======== Excerpted records ========

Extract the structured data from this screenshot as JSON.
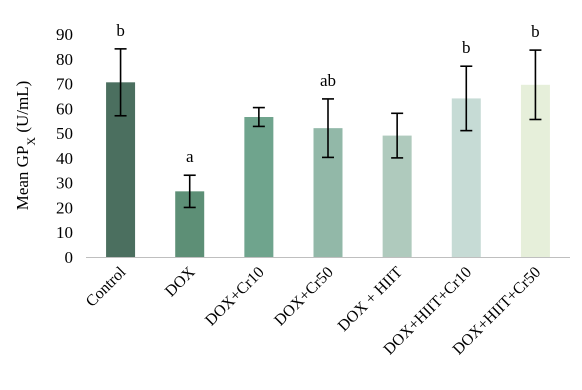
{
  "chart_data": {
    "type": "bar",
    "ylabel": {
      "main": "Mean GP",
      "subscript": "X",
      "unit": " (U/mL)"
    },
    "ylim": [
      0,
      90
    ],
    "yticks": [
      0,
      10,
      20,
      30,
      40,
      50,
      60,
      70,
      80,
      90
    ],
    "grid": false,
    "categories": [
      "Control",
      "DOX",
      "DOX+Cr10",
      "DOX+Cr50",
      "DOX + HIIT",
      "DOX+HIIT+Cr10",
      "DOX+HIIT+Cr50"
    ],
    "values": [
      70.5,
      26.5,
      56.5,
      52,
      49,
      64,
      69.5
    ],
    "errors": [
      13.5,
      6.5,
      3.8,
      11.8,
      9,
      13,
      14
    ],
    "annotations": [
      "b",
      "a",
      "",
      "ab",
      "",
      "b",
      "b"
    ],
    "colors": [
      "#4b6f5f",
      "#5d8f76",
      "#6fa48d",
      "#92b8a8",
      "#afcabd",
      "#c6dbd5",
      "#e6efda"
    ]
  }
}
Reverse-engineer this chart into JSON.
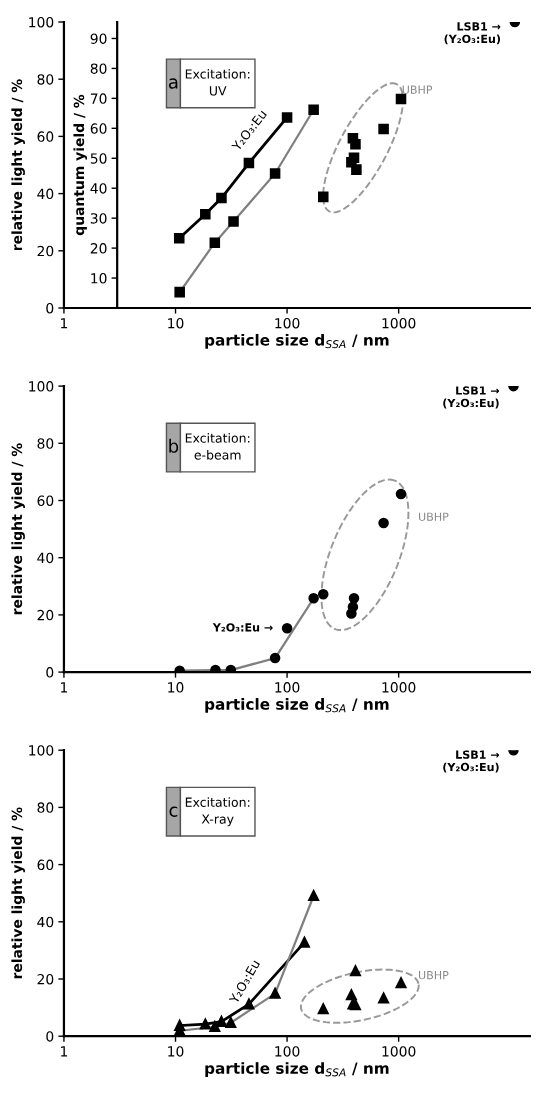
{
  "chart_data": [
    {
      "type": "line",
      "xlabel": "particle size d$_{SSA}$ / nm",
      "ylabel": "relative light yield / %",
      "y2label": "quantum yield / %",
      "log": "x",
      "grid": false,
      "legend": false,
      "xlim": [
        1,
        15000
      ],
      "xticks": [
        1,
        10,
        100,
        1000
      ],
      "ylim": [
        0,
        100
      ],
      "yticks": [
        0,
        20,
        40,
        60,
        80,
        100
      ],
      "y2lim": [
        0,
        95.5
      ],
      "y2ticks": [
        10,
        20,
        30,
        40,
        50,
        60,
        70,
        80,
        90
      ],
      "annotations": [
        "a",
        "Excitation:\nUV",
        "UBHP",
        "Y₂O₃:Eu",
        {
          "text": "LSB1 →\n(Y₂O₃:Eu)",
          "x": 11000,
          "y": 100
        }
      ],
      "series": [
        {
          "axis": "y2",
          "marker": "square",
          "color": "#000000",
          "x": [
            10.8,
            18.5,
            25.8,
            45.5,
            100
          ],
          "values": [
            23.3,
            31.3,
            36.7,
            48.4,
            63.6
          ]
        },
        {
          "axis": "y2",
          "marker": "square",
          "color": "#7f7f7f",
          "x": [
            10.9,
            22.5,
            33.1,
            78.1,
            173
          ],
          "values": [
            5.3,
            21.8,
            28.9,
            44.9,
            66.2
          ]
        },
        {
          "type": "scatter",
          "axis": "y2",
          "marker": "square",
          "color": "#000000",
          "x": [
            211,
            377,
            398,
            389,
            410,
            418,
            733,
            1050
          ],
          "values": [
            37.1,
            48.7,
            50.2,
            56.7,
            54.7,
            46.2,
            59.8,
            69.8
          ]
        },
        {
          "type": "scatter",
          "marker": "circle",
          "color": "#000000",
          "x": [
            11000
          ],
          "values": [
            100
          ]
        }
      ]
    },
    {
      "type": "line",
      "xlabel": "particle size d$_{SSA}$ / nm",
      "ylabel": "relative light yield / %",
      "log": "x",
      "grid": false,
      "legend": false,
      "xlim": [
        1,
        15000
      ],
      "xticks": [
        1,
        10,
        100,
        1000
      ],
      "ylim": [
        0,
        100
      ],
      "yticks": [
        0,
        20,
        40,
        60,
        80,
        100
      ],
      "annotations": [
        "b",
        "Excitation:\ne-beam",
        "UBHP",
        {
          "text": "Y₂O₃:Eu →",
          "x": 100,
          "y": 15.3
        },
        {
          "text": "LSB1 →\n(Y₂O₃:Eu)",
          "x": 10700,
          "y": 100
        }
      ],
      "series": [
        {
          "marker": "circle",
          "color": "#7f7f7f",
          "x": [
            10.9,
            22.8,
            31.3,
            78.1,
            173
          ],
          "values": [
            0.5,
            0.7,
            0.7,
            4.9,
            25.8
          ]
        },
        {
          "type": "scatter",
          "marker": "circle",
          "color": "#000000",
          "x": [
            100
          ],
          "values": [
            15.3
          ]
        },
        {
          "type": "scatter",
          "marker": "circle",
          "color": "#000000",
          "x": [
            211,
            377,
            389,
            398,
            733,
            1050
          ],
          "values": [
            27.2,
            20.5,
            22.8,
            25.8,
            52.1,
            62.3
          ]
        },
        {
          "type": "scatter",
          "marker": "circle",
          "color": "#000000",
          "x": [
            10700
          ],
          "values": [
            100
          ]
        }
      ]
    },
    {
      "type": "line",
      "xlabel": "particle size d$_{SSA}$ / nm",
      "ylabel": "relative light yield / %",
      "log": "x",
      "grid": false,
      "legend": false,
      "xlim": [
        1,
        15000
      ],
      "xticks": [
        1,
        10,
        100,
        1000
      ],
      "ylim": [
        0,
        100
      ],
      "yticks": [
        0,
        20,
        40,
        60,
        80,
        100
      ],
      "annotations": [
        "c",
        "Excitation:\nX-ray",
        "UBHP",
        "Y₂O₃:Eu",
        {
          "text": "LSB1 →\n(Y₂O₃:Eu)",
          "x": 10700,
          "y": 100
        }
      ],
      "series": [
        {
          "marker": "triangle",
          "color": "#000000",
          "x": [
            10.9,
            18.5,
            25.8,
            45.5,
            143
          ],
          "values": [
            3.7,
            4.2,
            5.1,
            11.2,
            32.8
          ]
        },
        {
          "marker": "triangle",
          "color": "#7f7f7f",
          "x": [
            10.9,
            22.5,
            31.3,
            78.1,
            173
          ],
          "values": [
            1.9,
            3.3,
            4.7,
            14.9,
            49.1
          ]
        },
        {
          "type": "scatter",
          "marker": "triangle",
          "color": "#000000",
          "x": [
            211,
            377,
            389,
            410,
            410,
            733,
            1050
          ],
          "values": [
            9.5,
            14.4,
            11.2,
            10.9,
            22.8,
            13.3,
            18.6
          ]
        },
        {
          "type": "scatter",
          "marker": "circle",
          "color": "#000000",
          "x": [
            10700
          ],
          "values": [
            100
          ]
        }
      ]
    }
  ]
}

========
======== Excerpted records ========

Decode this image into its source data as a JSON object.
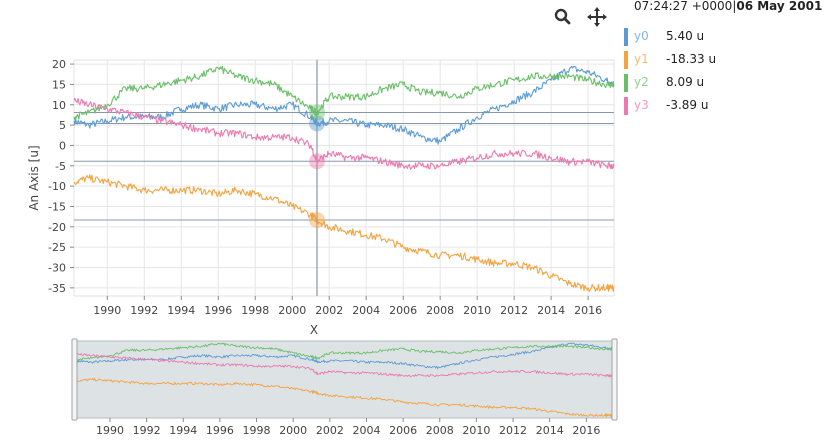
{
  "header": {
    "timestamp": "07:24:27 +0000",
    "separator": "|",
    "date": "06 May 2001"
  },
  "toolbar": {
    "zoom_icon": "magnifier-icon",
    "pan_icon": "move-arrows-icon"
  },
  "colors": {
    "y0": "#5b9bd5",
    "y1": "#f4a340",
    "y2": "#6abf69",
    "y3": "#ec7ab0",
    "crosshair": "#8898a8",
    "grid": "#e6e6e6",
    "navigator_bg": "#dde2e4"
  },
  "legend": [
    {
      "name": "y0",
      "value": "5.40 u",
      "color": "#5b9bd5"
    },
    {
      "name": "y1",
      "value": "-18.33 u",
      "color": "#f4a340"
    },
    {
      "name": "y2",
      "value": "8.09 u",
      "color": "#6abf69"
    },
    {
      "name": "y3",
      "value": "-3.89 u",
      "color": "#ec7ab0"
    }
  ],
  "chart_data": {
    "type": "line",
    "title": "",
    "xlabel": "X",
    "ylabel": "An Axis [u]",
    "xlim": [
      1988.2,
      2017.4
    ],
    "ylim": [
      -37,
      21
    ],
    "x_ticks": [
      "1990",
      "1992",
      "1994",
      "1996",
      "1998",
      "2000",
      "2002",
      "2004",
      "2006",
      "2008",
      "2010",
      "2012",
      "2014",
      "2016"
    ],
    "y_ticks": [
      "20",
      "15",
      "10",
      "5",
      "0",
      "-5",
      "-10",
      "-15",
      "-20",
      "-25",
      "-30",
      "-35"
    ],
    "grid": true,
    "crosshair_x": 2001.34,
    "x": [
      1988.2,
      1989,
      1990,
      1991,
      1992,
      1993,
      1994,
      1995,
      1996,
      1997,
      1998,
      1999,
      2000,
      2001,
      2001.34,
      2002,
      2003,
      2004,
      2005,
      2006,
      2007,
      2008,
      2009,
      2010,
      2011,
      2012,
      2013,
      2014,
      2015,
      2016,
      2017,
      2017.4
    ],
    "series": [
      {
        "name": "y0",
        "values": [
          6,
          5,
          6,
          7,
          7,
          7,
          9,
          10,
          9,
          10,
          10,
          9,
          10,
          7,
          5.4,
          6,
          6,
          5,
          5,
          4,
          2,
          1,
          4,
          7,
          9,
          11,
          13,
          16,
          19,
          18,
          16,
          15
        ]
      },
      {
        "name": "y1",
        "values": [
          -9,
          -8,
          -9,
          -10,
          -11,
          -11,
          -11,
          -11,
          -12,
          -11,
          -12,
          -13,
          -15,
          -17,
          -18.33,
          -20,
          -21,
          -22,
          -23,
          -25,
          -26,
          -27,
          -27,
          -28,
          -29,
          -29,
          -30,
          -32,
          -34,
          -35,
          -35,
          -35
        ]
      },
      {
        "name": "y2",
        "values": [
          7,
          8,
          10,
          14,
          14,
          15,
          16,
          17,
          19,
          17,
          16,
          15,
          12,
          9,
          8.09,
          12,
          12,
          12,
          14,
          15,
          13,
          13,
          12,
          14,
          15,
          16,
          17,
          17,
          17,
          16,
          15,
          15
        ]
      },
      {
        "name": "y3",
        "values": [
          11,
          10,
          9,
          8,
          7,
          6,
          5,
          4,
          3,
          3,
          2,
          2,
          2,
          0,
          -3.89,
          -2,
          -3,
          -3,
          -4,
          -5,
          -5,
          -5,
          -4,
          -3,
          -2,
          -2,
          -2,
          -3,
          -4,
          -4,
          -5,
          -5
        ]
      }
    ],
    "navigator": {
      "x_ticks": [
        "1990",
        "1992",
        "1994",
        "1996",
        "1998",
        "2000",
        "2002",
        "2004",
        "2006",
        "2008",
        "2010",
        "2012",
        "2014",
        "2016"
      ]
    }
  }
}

========

#### Exercise requirements:
Count the lines of the material that include the word "this", then state only the total.

#### Right answer:
3